▶ **What to do**
Collect all the lines that mention the word "color".
Start of Dataset rows
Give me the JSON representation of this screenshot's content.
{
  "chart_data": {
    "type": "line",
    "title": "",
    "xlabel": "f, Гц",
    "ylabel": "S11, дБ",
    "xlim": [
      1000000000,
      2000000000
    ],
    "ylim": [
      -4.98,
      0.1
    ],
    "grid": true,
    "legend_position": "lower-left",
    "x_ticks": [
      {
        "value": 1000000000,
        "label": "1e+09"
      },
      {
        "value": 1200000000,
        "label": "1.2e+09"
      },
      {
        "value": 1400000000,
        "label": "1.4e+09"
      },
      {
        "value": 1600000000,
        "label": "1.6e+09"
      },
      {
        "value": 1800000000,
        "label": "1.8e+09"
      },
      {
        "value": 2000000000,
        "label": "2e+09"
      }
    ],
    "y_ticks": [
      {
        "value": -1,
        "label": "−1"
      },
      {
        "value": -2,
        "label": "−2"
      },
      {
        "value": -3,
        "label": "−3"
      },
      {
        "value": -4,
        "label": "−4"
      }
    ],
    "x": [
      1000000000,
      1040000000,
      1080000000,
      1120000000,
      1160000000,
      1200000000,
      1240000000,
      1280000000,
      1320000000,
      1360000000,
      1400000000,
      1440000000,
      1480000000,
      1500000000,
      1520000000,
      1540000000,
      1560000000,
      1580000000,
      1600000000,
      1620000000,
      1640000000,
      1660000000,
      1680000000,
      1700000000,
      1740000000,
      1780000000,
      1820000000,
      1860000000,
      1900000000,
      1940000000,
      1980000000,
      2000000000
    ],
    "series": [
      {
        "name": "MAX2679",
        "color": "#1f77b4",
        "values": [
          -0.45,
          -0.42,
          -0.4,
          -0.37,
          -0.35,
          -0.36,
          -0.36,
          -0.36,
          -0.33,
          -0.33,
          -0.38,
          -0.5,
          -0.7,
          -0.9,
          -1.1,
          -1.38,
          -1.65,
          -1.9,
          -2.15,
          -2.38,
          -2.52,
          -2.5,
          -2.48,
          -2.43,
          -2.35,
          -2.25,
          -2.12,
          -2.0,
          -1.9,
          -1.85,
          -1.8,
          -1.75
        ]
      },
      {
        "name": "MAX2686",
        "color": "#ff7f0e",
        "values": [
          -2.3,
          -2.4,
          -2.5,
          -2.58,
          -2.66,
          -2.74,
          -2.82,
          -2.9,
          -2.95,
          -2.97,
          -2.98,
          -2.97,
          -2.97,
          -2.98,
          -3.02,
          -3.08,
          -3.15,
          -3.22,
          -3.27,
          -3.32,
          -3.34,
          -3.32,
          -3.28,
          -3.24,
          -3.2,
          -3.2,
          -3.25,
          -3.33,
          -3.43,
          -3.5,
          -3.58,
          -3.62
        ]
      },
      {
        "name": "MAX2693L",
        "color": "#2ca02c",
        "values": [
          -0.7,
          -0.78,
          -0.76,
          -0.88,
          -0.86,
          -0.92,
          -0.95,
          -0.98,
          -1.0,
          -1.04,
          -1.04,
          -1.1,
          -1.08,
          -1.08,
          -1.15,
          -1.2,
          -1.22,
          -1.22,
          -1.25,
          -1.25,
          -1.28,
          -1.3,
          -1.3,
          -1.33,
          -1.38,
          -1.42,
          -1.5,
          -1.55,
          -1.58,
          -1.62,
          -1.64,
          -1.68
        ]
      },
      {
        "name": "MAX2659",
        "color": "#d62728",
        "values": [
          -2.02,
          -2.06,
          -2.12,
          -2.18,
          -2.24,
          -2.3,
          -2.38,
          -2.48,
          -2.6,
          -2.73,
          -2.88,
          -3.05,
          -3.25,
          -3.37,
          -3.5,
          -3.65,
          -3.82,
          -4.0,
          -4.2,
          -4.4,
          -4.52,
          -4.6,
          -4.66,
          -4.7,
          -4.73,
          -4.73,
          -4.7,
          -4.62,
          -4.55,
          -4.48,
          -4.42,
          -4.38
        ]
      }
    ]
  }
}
End of Dataset rows
▶ **Response**
        "color": "#1f77b4",
        "color": "#ff7f0e",
        "color": "#2ca02c",
        "color": "#d62728",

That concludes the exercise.